>>

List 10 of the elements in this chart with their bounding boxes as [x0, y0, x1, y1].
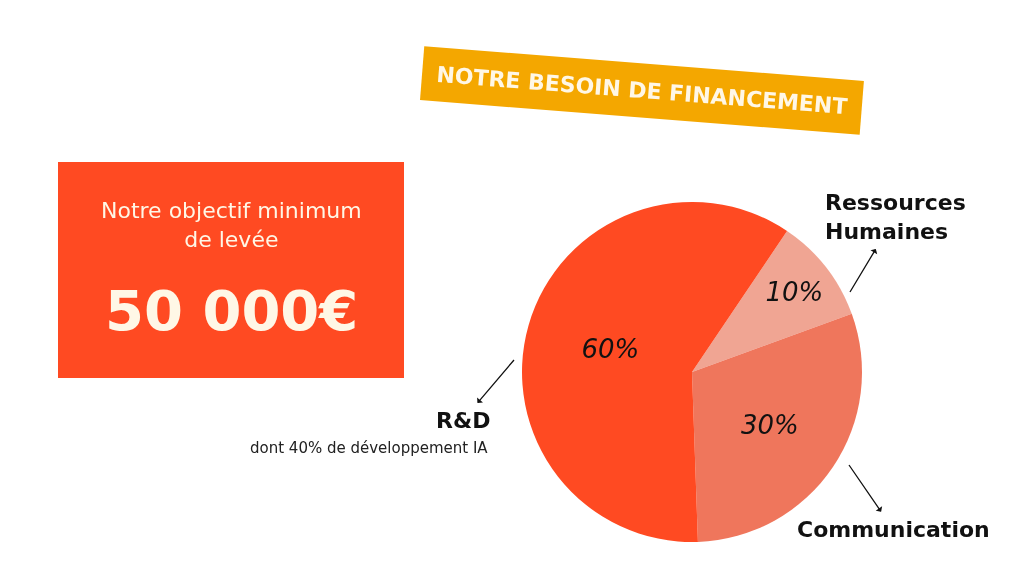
text: dont 40% de développement IA: [250, 439, 489, 457]
data-label: 30%: [741, 409, 799, 440]
chart-title: NOTRE BESOIN DE FINANCEMENT: [435, 61, 849, 120]
text: 50 000€: [105, 278, 359, 343]
slice-label: R&D: [436, 408, 491, 433]
slice-label: Communication: [797, 517, 990, 542]
slice-label: Ressources Humaines: [825, 190, 966, 244]
data-label: 10%: [765, 277, 824, 308]
data-label: 60%: [581, 333, 640, 364]
text: Notre objectif minimum de levée: [101, 198, 362, 252]
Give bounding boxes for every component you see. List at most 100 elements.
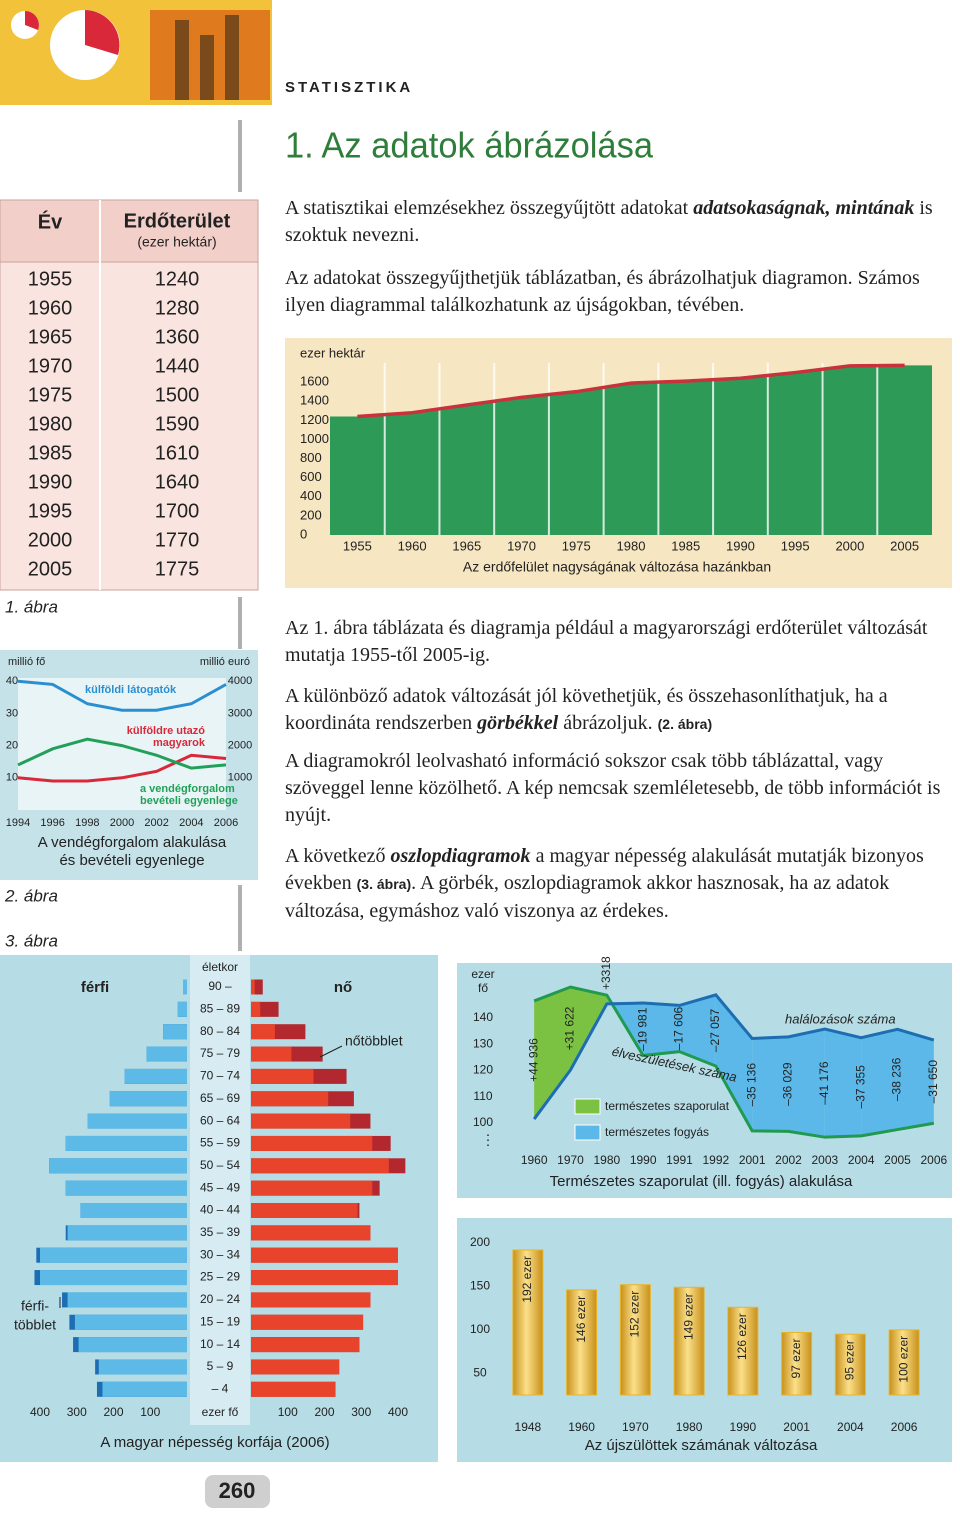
bar-female-common	[251, 1180, 373, 1196]
difference-fill	[897, 1029, 934, 1130]
paragraph: A különböző adatok változását jól követh…	[285, 683, 957, 738]
paragraph: A következő oszlopdiagramok a magyar nép…	[285, 843, 957, 925]
bar-female-common	[251, 1068, 314, 1084]
difference-label: –37 355	[853, 1065, 867, 1109]
x-tick-label: 1996	[40, 817, 64, 829]
bar-female-common	[251, 1024, 275, 1040]
bar-male-common	[40, 1270, 187, 1286]
chart-title: Természetes szaporulat (ill. fogyás) ala…	[550, 1173, 853, 1190]
bar-male-common	[65, 1135, 187, 1151]
data-label: 126 ezer	[735, 1313, 749, 1360]
y-tick-label: 1200	[300, 412, 329, 427]
paragraph: Az 1. ábra táblázata és diagramja példáu…	[285, 615, 957, 669]
y2-tick-label: 3000	[228, 707, 252, 719]
data-label: 97 ezer	[789, 1338, 803, 1378]
series-label: magyarok	[153, 737, 206, 749]
y-tick-label: 600	[300, 469, 322, 484]
x-tick-label: 2002	[144, 817, 168, 829]
age-label: 10 – 14	[200, 1337, 240, 1351]
age-label: 90 –	[208, 979, 232, 993]
age-label: 30 – 34	[200, 1247, 240, 1261]
figure-label: 1. ábra	[5, 597, 58, 616]
paragraph: Az adatokat összegyűjthetjük táblázatban…	[285, 265, 957, 319]
table-unit: (ezer hektár)	[137, 234, 216, 250]
figure-label: 2. ábra	[4, 886, 58, 905]
bar-female-common	[251, 1091, 329, 1107]
difference-label: –17 606	[672, 1006, 686, 1050]
bar-male-common	[78, 1337, 187, 1353]
data-label: 192 ezer	[520, 1256, 534, 1303]
axis-break: ⋮	[481, 1132, 495, 1148]
text-run: a magyar népesség alakulását mutatják bi…	[285, 845, 924, 894]
bar-female-common	[251, 1203, 358, 1218]
bar-female-common	[251, 979, 255, 995]
axis-label: millió fő	[8, 656, 45, 668]
bar-female-common	[251, 1225, 371, 1241]
data-label: 149 ezer	[681, 1293, 695, 1340]
table-cell: 1700	[155, 500, 200, 522]
annotation: férfi-	[21, 1298, 49, 1314]
paragraph: A diagramokról leolvasható információ so…	[285, 748, 957, 829]
difference-label: –38 236	[890, 1057, 904, 1101]
line	[532, 993, 935, 1120]
section-label: STATISZTIKA	[285, 79, 413, 96]
x-tick-label: 200	[103, 1405, 123, 1419]
x-tick-label: 1970	[557, 1153, 584, 1167]
x-tick-label: 2004	[848, 1153, 875, 1167]
y-tick-label: 10	[6, 772, 18, 784]
data-label: 100 ezer	[896, 1336, 910, 1383]
table-cell: 1995	[28, 500, 73, 522]
bar-male-common	[102, 1381, 187, 1397]
age-label: 70 – 74	[200, 1069, 240, 1083]
x-tick-label: 1995	[781, 538, 810, 553]
x-tick-label: 2006	[920, 1153, 947, 1167]
axis-label: fő	[478, 981, 488, 995]
legend-swatch	[574, 1098, 601, 1115]
bar	[673, 1286, 705, 1396]
age-label: 50 – 54	[200, 1158, 240, 1172]
age-label: 40 – 44	[200, 1203, 240, 1217]
difference-label: +44 936	[526, 1038, 540, 1082]
y-tick-label: 800	[300, 450, 322, 465]
emphasis: adatsokaságnak,	[693, 197, 831, 219]
difference-label: –35 136	[744, 1063, 758, 1107]
x-tick-label: 1955	[343, 538, 372, 553]
data-label: 146 ezer	[574, 1296, 588, 1343]
x-tick-label: 100	[278, 1405, 298, 1419]
age-label: 45 – 49	[200, 1180, 240, 1194]
figure-label: 3. ábra	[5, 931, 58, 950]
age-label: 35 – 39	[200, 1225, 240, 1239]
page-title: 1. Az adatok ábrázolása	[285, 125, 654, 166]
axis-label: életkor	[202, 960, 238, 974]
x-tick-label: 300	[67, 1405, 87, 1419]
difference-label: –41 176	[817, 1061, 831, 1105]
table-cell: 1500	[155, 384, 200, 406]
bar-male-common	[183, 979, 187, 995]
bar-male-common	[98, 1359, 187, 1375]
age-label: 5 – 9	[207, 1359, 234, 1373]
y-tick-label: 130	[473, 1036, 493, 1050]
legend-label: természetes szaporulat	[605, 1099, 730, 1113]
page-number: 260	[219, 1478, 256, 1503]
axis-label: millió euró	[200, 656, 250, 668]
line	[17, 679, 227, 712]
age-label: – 4	[212, 1381, 229, 1395]
bar	[888, 1329, 920, 1396]
age-label: 55 – 59	[200, 1136, 240, 1150]
difference-label: –19 981	[635, 1007, 649, 1051]
x-tick-label: 1970	[507, 538, 536, 553]
x-tick-label: 300	[351, 1405, 371, 1419]
chart-title: és bevételi egyenlege	[59, 852, 204, 869]
x-tick-label: 2006	[891, 1420, 918, 1434]
bar-female-common	[251, 1135, 373, 1151]
bar-female	[251, 979, 263, 995]
bar	[781, 1331, 813, 1396]
difference-fill	[752, 1036, 789, 1132]
y-tick-label: 1600	[300, 374, 329, 389]
text-run: A statisztikai elemzésekhez összegyűjtöt…	[285, 197, 694, 219]
age-label: 85 – 89	[200, 1002, 240, 1016]
emphasis: oszlopdiagramok	[390, 845, 531, 867]
x-tick-label: 1960	[398, 538, 427, 553]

<<

# Exercise details
Could you give all the lines above again, replacing "slice-label" with "segment-label" and changing nothing else? Leave the pictures out.

# Solution to this exercise
List 10 of the elements in this chart with their bounding boxes as [x0, y0, x1, y1].
text: dont 40% de développement IA: [250, 439, 489, 457]
data-label: 30%: [741, 409, 799, 440]
chart-title: NOTRE BESOIN DE FINANCEMENT: [435, 61, 849, 120]
text: 50 000€: [105, 278, 359, 343]
segment-label: R&D: [436, 408, 491, 433]
segment-label: Communication: [797, 517, 990, 542]
segment-label: Ressources Humaines: [825, 190, 966, 244]
data-label: 10%: [765, 277, 824, 308]
data-label: 60%: [581, 333, 640, 364]
text: Notre objectif minimum de levée: [101, 198, 362, 252]
Give bounding boxes for every component you see. List at most 100 elements.
bar-female-common	[251, 1180, 373, 1196]
difference-fill	[897, 1029, 934, 1130]
paragraph: A különböző adatok változását jól követh…	[285, 683, 957, 738]
paragraph: A következő oszlopdiagramok a magyar nép…	[285, 843, 957, 925]
bar-female-common	[251, 1068, 314, 1084]
difference-label: –37 355	[853, 1065, 867, 1109]
x-tick-label: 1996	[40, 817, 64, 829]
bar-female-common	[251, 1024, 275, 1040]
bar-male-common	[40, 1270, 187, 1286]
chart-title: Természetes szaporulat (ill. fogyás) ala…	[550, 1173, 853, 1190]
bar-male-common	[65, 1135, 187, 1151]
data-label: 126 ezer	[735, 1313, 749, 1360]
y-tick-label: 1200	[300, 412, 329, 427]
paragraph: Az 1. ábra táblázata és diagramja példáu…	[285, 615, 957, 669]
y2-tick-label: 3000	[228, 707, 252, 719]
data-label: 97 ezer	[789, 1338, 803, 1378]
series-label: magyarok	[153, 737, 206, 749]
y-tick-label: 600	[300, 469, 322, 484]
x-tick-label: 2002	[144, 817, 168, 829]
age-label: 10 – 14	[200, 1337, 240, 1351]
age-label: 90 –	[208, 979, 232, 993]
age-label: 30 – 34	[200, 1247, 240, 1261]
figure-label: 1. ábra	[5, 597, 58, 616]
paragraph: Az adatokat összegyűjthetjük táblázatban…	[285, 265, 957, 319]
table-unit: (ezer hektár)	[137, 234, 216, 250]
figure-label: 2. ábra	[4, 886, 58, 905]
bar-female-common	[251, 1091, 329, 1107]
difference-label: –17 606	[672, 1006, 686, 1050]
bar-male-common	[78, 1337, 187, 1353]
data-label: 192 ezer	[520, 1256, 534, 1303]
axis-break: ⋮	[481, 1132, 495, 1148]
text-run: a magyar népesség alakulását mutatják bi…	[285, 845, 924, 894]
bar-female-common	[251, 1203, 358, 1218]
bar-female-common	[251, 979, 255, 995]
axis-label: millió fő	[8, 656, 45, 668]
bar-female-common	[251, 1225, 371, 1241]
data-label: 149 ezer	[681, 1293, 695, 1340]
table-cell: 1700	[155, 500, 200, 522]
annotation: férfi-	[21, 1298, 49, 1314]
paragraph: A diagramokról leolvasható információ so…	[285, 748, 957, 829]
difference-label: –38 236	[890, 1057, 904, 1101]
line	[532, 993, 935, 1120]
section-label: STATISZTIKA	[285, 79, 413, 96]
x-tick-label: 200	[103, 1405, 123, 1419]
x-tick-label: 1970	[557, 1153, 584, 1167]
x-tick-label: 2004	[848, 1153, 875, 1167]
y-tick-label: 10	[6, 772, 18, 784]
data-label: 100 ezer	[896, 1336, 910, 1383]
table-cell: 1995	[28, 500, 73, 522]
bar-male-common	[102, 1381, 187, 1397]
age-label: 70 – 74	[200, 1069, 240, 1083]
x-tick-label: 1995	[781, 538, 810, 553]
x-tick-label: 2006	[920, 1153, 947, 1167]
axis-label: fő	[478, 981, 488, 995]
legend-swatch	[574, 1098, 601, 1115]
bar	[673, 1286, 705, 1396]
age-label: 50 – 54	[200, 1158, 240, 1172]
age-label: 40 – 44	[200, 1203, 240, 1217]
difference-label: +44 936	[526, 1038, 540, 1082]
y-tick-label: 800	[300, 450, 322, 465]
emphasis: adatsokaságnak,	[693, 197, 831, 219]
difference-label: –35 136	[744, 1063, 758, 1107]
x-tick-label: 1955	[343, 538, 372, 553]
data-label: 146 ezer	[574, 1296, 588, 1343]
x-tick-label: 100	[278, 1405, 298, 1419]
age-label: 45 – 49	[200, 1180, 240, 1194]
figure-label: 3. ábra	[5, 931, 58, 950]
age-label: 35 – 39	[200, 1225, 240, 1239]
page-title: 1. Az adatok ábrázolása	[285, 125, 654, 166]
axis-label: életkor	[202, 960, 238, 974]
x-tick-label: 300	[67, 1405, 87, 1419]
difference-label: –41 176	[817, 1061, 831, 1105]
table-cell: 1500	[155, 384, 200, 406]
bar-male-common	[183, 979, 187, 995]
bar-male-common	[98, 1359, 187, 1375]
age-label: 5 – 9	[207, 1359, 234, 1373]
y-tick-label: 130	[473, 1036, 493, 1050]
legend-label: természetes szaporulat	[605, 1099, 730, 1113]
page-number: 260	[219, 1478, 256, 1503]
axis-label: millió euró	[200, 656, 250, 668]
line	[17, 679, 227, 712]
age-label: – 4	[212, 1381, 229, 1395]
bar	[888, 1329, 920, 1396]
age-label: 55 – 59	[200, 1136, 240, 1150]
difference-label: –19 981	[635, 1007, 649, 1051]
x-tick-label: 1970	[507, 538, 536, 553]
x-tick-label: 300	[351, 1405, 371, 1419]
chart-title: és bevételi egyenlege	[59, 852, 204, 869]
x-tick-label: 2006	[891, 1420, 918, 1434]
bar-female-common	[251, 1135, 373, 1151]
bar-female	[251, 979, 263, 995]
bar	[781, 1331, 813, 1396]
difference-fill	[752, 1036, 789, 1132]
y-tick-label: 1600	[300, 374, 329, 389]
text-run: A statisztikai elemzésekhez összegyűjtöt…	[285, 197, 694, 219]
age-label: 85 – 89	[200, 1002, 240, 1016]
emphasis: oszlopdiagramok	[390, 845, 531, 867]
x-tick-label: 1960	[398, 538, 427, 553]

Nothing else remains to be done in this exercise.